Collected data entries:
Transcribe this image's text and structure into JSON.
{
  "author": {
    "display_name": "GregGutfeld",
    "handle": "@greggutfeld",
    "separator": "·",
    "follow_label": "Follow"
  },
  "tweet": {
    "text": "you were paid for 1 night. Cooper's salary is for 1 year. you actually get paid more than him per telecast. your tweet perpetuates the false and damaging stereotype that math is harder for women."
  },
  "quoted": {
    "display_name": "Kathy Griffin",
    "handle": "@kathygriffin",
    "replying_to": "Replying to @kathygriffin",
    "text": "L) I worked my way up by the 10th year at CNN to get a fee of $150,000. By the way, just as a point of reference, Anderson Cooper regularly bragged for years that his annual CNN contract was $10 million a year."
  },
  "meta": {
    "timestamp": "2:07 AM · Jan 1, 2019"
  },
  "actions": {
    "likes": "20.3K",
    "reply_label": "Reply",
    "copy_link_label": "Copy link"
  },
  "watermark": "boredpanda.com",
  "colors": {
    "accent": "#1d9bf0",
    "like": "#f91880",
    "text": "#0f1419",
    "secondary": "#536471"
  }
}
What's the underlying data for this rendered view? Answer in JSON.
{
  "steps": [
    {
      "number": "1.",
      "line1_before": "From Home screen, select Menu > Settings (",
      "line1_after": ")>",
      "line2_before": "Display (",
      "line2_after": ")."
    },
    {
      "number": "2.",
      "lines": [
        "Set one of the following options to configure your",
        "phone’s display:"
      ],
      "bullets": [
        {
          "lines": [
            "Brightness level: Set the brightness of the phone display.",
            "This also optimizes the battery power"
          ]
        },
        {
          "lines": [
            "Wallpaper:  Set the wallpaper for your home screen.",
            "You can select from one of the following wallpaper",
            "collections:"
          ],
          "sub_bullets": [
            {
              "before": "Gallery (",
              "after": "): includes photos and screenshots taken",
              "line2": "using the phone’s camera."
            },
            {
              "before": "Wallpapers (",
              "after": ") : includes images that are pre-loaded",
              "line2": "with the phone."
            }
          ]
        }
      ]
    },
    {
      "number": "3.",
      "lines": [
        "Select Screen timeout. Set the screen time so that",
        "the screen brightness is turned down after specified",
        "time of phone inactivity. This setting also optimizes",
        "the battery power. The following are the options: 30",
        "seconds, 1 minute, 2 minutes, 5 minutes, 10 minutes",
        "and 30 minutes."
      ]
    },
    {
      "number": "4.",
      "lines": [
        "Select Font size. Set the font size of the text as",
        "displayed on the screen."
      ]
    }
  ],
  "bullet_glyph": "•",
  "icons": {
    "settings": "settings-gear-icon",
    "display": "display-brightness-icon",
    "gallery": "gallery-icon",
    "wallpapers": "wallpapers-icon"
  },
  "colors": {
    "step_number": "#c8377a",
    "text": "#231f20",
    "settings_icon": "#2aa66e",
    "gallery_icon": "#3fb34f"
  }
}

* **Work required**: Which lines in the data above contain "optimizes"? Show each one.

* **Written solution**:
            "This also optimizes the battery power"
        "time of phone inactivity. This setting also optimizes",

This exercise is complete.